# Task objective:
Could you output each line of the data that follows exactly?
-- begin --
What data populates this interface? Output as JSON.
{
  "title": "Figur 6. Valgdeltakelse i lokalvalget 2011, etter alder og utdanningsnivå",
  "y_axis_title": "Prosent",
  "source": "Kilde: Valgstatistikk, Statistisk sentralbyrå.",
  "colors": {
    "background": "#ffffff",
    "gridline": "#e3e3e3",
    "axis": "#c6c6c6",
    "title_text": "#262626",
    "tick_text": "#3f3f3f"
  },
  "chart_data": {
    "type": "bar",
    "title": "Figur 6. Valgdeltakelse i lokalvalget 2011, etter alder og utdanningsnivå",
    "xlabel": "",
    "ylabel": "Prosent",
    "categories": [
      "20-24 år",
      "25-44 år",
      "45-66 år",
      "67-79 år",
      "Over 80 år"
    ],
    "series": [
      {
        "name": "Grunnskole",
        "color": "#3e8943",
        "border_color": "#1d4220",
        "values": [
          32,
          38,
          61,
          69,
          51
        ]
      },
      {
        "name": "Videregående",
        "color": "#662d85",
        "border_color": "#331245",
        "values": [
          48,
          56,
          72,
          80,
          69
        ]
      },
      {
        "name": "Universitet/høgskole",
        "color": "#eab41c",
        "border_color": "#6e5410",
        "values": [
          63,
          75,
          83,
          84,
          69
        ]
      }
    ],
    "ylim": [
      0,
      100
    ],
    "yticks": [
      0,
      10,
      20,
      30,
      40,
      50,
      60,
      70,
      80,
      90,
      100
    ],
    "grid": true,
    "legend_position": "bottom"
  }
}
-- end --
# Task answer:
What data populates this interface? Output as JSON.
{
  "title": "Figur 6. Valgdeltakelse i lokalvalget 2011, etter alder og utdanningsnivå",
  "y_axis_title": "Prosent",
  "source": "Kilde: Valgstatistikk, Statistisk sentralbyrå.",
  "colors": {
    "background": "#ffffff",
    "gridline": "#e3e3e3",
    "axis": "#c6c6c6",
    "title_text": "#262626",
    "tick_text": "#3f3f3f"
  },
  "chart_data": {
    "type": "bar",
    "title": "Figur 6. Valgdeltakelse i lokalvalget 2011, etter alder og utdanningsnivå",
    "xlabel": "",
    "ylabel": "Prosent",
    "categories": [
      "20-24 år",
      "25-44 år",
      "45-66 år",
      "67-79 år",
      "Over 80 år"
    ],
    "series": [
      {
        "name": "Grunnskole",
        "color": "#3e8943",
        "border_color": "#1d4220",
        "values": [
          32,
          38,
          61,
          69,
          51
        ]
      },
      {
        "name": "Videregående",
        "color": "#662d85",
        "border_color": "#331245",
        "values": [
          48,
          56,
          72,
          80,
          69
        ]
      },
      {
        "name": "Universitet/høgskole",
        "color": "#eab41c",
        "border_color": "#6e5410",
        "values": [
          63,
          75,
          83,
          84,
          69
        ]
      }
    ],
    "ylim": [
      0,
      100
    ],
    "yticks": [
      0,
      10,
      20,
      30,
      40,
      50,
      60,
      70,
      80,
      90,
      100
    ],
    "grid": true,
    "legend_position": "bottom"
  }
}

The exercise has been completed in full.